— EXERCISE TEXT —
BEGIN

Red Disk was envisioned as a highly customizable cloud system that could meet the demands of large, complex military operations. The hope was that Red Disk could provide a consistent picture from the Pentagon to deployed soldiers in the Afghan battlefield, including satellite images and video feeds from drones trained on terrorists and enemy fighters, according to a Foreign Policy report.
But the system was slow, crash prone, and difficult to use. A memo from 2014 by soldiers with one deployed brigade said the system was "a major hindrance to operations," as reported. The Pentagon spent at least $93 million on Red Disk, but it was never fully deployed in the field. The project has since been largely seen as a failure.
While the contents of the disk are readable, the system itself wouldn't boot -- likely because it relies on dependent systems and servers that are only available from within the Pentagon's network. But the files alone offer a glimpse into how Red Disk worked.
Red Disk was a modular, customizable, and scalable system for sharing intelligence across the battlefield, like electronic intercepts, drone footage and satellite imagery, and classified reports, for troops to access with laptops and tablets on the battlefield. Marking files found in several directories imply the disk is "top secret," and restricted from being shared to foreign intelligence partners.
Red Disk could draw in vast amounts of intelligence, documents, videos, and audio from several sources, including signals intelligence, radar, wide area aerial surveillance, drones, and audio databases -- some fed in directly from the NSA. That raw, mostly unstructured data passed through software called NiFi (formerly NiagraFiles), a since declassified NSA system to support highly scalable and flexible data flows, which directs different kinds of data across multiple computer networks and geographically dispersed sites. That was particularly useful for Red Disk, which relied on obtaining and sending data over wide areas.
The data then was sorted and organized through various filters. The data would be indexed, allowing analysts to carry out metadata tagging, extract geo-temporal information, and run a data provenance process to verify the source and owner of certain data.

END

— GIVEN RECORDS —

BEGIN

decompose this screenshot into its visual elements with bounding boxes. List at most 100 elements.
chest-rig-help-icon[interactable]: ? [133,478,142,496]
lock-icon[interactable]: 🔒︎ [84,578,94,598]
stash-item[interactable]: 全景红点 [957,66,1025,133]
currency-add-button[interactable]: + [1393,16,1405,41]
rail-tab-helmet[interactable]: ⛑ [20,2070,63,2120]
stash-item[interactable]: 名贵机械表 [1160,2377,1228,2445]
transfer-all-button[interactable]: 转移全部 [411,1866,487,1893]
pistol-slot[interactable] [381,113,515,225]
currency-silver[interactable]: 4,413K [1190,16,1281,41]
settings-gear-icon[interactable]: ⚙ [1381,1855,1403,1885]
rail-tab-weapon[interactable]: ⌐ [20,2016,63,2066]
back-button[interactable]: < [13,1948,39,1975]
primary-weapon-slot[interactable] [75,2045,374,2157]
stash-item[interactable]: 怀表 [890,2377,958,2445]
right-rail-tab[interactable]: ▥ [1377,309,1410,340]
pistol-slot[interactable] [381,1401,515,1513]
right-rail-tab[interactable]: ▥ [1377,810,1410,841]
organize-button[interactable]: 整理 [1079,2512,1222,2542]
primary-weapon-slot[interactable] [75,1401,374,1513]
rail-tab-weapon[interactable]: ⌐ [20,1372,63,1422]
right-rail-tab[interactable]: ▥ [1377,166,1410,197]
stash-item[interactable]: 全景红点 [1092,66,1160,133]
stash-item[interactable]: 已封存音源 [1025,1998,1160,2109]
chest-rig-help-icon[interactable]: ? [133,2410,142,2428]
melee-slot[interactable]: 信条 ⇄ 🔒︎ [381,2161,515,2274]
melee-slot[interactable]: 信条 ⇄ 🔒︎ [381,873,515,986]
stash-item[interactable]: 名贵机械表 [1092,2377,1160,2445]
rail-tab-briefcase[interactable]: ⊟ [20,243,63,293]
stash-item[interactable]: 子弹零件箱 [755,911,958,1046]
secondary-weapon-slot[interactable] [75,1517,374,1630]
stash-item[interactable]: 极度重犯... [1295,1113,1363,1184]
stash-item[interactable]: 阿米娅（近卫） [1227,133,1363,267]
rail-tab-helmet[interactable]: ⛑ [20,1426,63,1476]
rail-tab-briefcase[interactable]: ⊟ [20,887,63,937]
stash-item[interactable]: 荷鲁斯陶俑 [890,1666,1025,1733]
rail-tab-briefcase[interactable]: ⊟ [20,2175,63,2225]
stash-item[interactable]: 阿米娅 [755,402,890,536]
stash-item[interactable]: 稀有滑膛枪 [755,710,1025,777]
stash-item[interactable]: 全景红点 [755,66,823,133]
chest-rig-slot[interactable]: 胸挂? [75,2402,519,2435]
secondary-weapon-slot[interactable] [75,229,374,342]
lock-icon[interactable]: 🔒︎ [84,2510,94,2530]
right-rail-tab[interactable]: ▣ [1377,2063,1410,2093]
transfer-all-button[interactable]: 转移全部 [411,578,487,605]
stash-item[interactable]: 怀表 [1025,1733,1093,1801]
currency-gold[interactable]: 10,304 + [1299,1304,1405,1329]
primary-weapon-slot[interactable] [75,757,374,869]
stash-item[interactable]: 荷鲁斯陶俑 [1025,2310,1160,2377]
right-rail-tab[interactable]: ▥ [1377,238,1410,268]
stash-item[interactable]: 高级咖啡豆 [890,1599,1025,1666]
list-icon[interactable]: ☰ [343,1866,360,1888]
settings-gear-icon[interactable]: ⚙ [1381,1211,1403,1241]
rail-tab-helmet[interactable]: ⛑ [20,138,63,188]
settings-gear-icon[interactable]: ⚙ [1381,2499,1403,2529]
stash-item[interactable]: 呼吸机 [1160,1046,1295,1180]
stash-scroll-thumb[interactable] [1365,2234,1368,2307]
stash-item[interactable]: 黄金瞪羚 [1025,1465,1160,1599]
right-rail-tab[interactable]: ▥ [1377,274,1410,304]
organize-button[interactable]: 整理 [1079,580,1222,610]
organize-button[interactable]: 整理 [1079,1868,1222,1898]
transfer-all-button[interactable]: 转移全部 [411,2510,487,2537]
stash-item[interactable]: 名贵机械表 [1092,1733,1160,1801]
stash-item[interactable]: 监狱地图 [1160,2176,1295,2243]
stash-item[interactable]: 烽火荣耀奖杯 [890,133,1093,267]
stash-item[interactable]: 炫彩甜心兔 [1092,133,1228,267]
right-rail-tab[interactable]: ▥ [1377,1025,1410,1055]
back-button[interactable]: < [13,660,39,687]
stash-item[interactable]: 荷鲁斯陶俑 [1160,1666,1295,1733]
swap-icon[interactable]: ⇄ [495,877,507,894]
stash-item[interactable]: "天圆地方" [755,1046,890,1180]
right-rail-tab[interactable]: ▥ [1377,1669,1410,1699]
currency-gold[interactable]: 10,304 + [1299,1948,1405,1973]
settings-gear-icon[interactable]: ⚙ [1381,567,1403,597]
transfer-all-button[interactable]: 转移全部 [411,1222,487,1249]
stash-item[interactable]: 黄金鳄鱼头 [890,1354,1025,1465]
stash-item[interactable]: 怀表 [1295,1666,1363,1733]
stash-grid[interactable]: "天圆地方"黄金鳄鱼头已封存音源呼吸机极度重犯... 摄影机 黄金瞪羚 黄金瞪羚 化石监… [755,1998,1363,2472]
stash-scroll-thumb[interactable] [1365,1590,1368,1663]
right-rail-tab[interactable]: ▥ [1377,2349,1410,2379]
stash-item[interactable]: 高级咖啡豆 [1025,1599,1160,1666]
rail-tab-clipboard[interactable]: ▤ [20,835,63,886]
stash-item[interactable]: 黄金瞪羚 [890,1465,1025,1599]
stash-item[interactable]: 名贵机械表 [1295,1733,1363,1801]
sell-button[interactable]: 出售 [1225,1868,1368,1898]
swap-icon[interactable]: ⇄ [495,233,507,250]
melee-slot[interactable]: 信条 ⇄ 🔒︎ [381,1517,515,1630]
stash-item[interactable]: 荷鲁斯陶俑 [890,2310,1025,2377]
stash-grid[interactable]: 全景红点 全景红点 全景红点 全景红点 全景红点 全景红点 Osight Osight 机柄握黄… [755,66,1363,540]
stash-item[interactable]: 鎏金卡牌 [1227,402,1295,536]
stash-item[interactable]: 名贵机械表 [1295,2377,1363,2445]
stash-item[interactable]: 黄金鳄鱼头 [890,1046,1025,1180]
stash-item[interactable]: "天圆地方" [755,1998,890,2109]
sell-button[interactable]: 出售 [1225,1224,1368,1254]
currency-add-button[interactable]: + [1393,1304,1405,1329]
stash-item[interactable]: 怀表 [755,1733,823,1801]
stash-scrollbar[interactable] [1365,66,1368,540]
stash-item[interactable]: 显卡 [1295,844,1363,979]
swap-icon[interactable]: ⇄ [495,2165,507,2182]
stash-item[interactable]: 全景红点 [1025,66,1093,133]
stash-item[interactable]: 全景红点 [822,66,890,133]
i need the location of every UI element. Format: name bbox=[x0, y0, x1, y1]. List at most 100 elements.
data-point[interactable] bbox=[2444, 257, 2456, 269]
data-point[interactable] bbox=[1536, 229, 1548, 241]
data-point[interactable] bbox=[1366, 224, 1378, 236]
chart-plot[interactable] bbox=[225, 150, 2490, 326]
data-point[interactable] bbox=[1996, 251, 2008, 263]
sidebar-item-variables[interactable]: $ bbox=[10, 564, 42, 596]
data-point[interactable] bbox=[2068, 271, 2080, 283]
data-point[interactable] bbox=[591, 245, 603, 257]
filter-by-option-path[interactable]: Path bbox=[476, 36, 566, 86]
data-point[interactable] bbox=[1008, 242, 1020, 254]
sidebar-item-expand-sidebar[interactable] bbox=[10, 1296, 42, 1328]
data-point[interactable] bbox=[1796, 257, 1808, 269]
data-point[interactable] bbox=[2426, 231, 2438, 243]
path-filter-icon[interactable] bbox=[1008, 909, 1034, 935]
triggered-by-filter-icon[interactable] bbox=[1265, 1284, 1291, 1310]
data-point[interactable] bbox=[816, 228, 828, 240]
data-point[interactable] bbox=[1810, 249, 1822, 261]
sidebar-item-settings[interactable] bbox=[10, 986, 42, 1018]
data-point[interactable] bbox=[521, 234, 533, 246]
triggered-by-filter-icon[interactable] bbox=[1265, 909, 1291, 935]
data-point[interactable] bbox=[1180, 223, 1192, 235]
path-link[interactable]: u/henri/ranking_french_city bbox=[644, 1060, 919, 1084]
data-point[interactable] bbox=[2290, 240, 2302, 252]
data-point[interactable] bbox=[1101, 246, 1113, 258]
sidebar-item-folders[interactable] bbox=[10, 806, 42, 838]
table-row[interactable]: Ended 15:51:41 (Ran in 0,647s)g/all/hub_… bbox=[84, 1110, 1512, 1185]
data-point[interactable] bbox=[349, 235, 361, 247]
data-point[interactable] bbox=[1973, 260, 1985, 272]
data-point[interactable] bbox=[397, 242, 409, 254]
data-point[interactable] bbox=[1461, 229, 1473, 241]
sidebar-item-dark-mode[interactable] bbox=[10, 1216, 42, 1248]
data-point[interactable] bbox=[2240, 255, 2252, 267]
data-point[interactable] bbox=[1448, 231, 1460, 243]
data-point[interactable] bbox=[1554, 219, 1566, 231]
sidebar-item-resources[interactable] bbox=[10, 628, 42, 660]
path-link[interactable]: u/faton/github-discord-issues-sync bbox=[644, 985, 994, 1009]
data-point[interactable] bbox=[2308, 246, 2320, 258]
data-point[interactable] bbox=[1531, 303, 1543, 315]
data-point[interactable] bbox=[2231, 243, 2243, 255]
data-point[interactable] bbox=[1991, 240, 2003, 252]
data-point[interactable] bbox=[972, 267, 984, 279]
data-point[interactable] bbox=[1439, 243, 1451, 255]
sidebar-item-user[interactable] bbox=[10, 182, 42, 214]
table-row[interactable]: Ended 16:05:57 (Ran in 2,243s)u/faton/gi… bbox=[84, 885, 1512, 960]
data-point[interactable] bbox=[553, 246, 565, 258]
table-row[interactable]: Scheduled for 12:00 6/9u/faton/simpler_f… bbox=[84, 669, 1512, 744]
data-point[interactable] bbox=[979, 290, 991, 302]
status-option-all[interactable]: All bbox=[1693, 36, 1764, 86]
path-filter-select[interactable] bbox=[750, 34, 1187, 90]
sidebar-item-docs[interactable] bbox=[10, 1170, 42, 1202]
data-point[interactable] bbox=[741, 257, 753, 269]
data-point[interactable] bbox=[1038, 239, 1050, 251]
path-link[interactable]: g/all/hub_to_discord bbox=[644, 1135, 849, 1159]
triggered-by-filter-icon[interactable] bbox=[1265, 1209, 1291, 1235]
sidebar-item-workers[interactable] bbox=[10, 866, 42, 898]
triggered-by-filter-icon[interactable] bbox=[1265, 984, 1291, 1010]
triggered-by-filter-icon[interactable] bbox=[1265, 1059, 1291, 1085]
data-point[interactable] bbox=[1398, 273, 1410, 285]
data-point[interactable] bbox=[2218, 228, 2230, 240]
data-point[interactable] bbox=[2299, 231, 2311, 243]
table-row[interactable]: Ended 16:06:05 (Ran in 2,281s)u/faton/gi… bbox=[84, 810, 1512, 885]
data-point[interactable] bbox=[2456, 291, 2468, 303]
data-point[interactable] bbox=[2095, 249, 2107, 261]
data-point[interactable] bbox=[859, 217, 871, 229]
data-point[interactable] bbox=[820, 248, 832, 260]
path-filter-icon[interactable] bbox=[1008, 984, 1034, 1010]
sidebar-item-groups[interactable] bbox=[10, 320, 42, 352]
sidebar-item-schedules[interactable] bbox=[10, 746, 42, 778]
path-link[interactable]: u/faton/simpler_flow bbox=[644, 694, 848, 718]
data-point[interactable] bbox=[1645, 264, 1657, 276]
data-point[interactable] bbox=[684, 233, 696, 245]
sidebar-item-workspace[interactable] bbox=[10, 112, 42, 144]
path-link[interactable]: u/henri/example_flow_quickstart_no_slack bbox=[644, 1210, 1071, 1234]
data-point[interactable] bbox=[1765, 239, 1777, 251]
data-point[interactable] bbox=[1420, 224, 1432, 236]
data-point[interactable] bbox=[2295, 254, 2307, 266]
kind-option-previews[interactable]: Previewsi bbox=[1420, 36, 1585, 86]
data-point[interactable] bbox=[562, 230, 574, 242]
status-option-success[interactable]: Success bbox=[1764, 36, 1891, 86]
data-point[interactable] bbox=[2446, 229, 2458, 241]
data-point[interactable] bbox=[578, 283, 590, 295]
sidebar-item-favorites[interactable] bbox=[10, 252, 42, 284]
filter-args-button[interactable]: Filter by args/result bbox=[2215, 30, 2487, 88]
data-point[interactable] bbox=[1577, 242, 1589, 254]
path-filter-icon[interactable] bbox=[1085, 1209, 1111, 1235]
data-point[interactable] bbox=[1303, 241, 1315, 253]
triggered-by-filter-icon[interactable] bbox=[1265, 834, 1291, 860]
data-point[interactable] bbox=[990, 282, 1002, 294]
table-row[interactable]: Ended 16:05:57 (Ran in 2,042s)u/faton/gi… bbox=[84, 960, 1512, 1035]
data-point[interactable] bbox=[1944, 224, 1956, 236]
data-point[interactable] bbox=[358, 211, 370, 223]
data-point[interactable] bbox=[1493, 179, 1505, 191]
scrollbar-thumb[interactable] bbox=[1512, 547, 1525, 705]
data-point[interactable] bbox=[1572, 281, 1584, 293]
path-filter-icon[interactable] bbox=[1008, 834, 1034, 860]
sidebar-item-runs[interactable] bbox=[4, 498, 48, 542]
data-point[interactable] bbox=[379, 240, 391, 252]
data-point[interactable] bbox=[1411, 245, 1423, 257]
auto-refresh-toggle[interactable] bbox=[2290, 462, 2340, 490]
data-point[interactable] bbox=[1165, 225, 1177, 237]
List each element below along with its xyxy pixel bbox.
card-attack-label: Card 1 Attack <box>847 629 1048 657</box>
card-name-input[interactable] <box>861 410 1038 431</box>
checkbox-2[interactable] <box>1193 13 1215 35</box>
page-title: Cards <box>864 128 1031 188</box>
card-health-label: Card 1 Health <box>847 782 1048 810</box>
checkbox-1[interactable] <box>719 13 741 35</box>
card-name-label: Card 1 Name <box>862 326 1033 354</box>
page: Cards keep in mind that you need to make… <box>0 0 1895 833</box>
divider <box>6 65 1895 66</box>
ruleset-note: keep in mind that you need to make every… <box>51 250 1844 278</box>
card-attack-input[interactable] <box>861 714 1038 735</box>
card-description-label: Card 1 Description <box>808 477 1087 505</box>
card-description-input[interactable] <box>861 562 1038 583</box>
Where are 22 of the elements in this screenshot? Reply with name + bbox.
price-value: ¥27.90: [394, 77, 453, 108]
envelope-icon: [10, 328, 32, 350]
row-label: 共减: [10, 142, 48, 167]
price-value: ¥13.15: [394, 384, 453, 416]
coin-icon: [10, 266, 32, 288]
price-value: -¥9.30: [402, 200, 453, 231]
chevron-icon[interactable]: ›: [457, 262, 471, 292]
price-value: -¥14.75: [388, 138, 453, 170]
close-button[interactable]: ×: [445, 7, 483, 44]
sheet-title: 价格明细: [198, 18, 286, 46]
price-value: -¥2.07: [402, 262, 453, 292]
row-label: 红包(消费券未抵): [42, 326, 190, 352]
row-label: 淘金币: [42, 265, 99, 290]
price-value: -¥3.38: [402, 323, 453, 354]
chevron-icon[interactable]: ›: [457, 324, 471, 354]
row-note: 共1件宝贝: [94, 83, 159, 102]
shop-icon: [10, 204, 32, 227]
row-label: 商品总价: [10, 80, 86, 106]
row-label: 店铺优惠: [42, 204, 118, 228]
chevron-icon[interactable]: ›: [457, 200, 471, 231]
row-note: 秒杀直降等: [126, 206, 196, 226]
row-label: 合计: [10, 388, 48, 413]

END

— EXERCISE REQUIREMENTS —
Reproduce word for word the part of the Red Disk text that opens with the words containing "The data then" and closes with "of certain data.". The records are separate material and have nothing to do with the Red Disk text.

— FINISHED TASK —
The data then was sorted and organized through various filters. The data would be indexed, allowing analysts to carry out metadata tagging, extract geo-temporal information, and run a data provenance process to verify the source and owner of certain data.